- **TASK REQUIREMENTS**
Which lines in the records below contain the word "чрезвычайных"? Copy each of them.

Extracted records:
....

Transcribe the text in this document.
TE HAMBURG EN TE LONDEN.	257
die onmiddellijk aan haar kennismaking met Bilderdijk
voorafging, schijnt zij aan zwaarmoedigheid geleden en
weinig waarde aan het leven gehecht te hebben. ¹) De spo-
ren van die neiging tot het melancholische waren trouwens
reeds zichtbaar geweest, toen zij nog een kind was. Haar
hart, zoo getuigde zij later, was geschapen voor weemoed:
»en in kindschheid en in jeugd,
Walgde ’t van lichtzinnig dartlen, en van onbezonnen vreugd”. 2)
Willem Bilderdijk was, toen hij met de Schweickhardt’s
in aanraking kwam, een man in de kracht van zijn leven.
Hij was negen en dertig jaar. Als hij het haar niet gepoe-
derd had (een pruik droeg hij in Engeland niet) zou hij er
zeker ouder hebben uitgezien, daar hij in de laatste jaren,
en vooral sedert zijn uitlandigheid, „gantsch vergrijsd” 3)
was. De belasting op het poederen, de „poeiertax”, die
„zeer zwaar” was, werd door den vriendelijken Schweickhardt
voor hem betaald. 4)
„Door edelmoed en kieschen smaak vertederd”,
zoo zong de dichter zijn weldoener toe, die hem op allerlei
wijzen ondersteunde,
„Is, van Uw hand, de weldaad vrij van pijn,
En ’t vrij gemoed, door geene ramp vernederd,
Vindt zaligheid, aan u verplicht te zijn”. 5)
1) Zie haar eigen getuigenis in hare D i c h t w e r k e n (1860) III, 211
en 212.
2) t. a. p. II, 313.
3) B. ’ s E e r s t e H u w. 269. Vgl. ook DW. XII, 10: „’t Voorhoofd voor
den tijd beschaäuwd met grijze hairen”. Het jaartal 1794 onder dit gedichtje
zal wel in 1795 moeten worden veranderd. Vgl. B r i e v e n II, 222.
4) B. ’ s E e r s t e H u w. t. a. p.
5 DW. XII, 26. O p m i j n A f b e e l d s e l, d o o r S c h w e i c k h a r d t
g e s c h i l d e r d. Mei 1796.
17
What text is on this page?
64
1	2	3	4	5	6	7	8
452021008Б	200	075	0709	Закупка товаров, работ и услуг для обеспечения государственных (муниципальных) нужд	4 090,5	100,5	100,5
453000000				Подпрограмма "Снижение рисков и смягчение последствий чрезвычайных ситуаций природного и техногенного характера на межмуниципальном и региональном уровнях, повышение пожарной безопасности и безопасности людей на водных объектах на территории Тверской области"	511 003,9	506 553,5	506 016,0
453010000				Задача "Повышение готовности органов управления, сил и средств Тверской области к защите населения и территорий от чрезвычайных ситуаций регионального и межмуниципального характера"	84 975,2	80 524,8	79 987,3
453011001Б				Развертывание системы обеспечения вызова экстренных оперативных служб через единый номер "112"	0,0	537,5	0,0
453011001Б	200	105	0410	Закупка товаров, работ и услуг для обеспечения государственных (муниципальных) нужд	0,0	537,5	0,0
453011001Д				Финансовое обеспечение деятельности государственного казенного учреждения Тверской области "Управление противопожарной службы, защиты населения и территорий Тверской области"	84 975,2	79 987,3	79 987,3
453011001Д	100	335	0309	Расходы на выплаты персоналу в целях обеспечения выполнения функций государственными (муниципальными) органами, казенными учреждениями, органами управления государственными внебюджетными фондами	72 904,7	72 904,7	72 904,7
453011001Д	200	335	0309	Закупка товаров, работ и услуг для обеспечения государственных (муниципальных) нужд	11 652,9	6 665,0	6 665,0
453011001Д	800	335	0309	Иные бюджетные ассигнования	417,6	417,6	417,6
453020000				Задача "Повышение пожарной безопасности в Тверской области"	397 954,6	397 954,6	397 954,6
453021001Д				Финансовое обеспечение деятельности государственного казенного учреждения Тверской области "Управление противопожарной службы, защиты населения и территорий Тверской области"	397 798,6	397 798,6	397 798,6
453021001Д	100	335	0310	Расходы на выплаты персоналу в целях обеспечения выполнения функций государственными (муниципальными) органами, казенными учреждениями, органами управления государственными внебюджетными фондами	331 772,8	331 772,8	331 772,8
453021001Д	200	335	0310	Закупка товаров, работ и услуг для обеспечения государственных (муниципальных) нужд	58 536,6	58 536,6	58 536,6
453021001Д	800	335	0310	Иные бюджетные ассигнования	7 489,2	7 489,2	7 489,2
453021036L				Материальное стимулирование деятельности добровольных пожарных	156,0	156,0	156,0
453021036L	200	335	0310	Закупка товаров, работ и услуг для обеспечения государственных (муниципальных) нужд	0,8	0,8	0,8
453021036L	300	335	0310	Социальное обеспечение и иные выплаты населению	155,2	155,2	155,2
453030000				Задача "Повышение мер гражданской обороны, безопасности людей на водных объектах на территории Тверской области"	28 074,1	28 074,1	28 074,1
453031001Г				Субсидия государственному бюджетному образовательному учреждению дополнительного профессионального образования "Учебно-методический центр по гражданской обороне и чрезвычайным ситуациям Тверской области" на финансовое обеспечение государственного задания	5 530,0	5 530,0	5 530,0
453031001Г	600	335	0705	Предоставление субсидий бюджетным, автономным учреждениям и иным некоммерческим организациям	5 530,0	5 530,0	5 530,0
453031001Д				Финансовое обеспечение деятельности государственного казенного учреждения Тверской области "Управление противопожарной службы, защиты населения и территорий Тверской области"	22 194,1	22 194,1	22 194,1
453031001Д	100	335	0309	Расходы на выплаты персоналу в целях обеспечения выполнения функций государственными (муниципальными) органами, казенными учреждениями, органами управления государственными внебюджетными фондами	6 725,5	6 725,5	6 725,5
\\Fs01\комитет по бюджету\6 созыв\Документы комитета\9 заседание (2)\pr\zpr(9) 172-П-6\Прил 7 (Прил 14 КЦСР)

....

- **THE OUTPUT**
453000000				Подпрограмма "Снижение рисков и смягчение последствий чрезвычайных ситуаций природного и техногенного характера на межмуниципальном и региональном уровнях, повышение пожарной безопасности и безопасности людей на водных объектах на территории Тверской области"	511 003,9	506 553,5	506 016,0
453010000				Задача "Повышение готовности органов управления, сил и средств Тверской области к защите населения и территорий от чрезвычайных ситуаций регионального и межмуниципального характера"	84 975,2	80 524,8	79 987,3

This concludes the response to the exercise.